#### RECORDS ####

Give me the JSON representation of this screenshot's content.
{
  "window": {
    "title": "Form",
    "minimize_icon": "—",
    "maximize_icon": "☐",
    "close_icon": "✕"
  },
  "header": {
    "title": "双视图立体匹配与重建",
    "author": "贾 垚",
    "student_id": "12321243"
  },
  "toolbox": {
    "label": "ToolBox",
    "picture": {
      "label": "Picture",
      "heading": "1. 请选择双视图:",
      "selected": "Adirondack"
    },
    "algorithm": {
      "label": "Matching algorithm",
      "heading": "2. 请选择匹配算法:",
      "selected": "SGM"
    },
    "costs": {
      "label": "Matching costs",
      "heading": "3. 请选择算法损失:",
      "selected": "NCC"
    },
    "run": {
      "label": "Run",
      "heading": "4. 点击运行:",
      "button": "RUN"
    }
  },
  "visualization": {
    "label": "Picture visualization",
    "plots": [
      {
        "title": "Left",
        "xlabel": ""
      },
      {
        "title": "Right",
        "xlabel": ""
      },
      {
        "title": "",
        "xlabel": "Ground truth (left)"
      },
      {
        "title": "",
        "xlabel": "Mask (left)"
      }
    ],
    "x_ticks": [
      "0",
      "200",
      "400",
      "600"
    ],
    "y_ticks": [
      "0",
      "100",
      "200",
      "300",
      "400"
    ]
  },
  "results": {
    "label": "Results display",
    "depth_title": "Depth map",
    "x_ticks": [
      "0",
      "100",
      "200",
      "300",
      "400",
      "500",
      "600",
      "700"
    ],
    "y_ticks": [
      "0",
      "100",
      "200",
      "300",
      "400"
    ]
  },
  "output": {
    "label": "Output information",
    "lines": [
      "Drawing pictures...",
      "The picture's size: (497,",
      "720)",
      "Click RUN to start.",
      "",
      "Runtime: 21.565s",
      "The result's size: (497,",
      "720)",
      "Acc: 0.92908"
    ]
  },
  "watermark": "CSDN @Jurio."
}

####

## PROBLEM TO SOLVE
Exactly as written, please output every entry.

## EXERCISE OUTPUT
Give me the JSON representation of this screenshot's content.
{
  "window": {
    "title": "Form",
    "minimize_icon": "—",
    "maximize_icon": "☐",
    "close_icon": "✕"
  },
  "header": {
    "title": "双视图立体匹配与重建",
    "author": "贾 垚",
    "student_id": "12321243"
  },
  "toolbox": {
    "label": "ToolBox",
    "picture": {
      "label": "Picture",
      "heading": "1. 请选择双视图:",
      "selected": "Adirondack"
    },
    "algorithm": {
      "label": "Matching algorithm",
      "heading": "2. 请选择匹配算法:",
      "selected": "SGM"
    },
    "costs": {
      "label": "Matching costs",
      "heading": "3. 请选择算法损失:",
      "selected": "NCC"
    },
    "run": {
      "label": "Run",
      "heading": "4. 点击运行:",
      "button": "RUN"
    }
  },
  "visualization": {
    "label": "Picture visualization",
    "plots": [
      {
        "title": "Left",
        "xlabel": ""
      },
      {
        "title": "Right",
        "xlabel": ""
      },
      {
        "title": "",
        "xlabel": "Ground truth (left)"
      },
      {
        "title": "",
        "xlabel": "Mask (left)"
      }
    ],
    "x_ticks": [
      "0",
      "200",
      "400",
      "600"
    ],
    "y_ticks": [
      "0",
      "100",
      "200",
      "300",
      "400"
    ]
  },
  "results": {
    "label": "Results display",
    "depth_title": "Depth map",
    "x_ticks": [
      "0",
      "100",
      "200",
      "300",
      "400",
      "500",
      "600",
      "700"
    ],
    "y_ticks": [
      "0",
      "100",
      "200",
      "300",
      "400"
    ]
  },
  "output": {
    "label": "Output information",
    "lines": [
      "Drawing pictures...",
      "The picture's size: (497,",
      "720)",
      "Click RUN to start.",
      "",
      "Runtime: 21.565s",
      "The result's size: (497,",
      "720)",
      "Acc: 0.92908"
    ]
  },
  "watermark": "CSDN @Jurio."
}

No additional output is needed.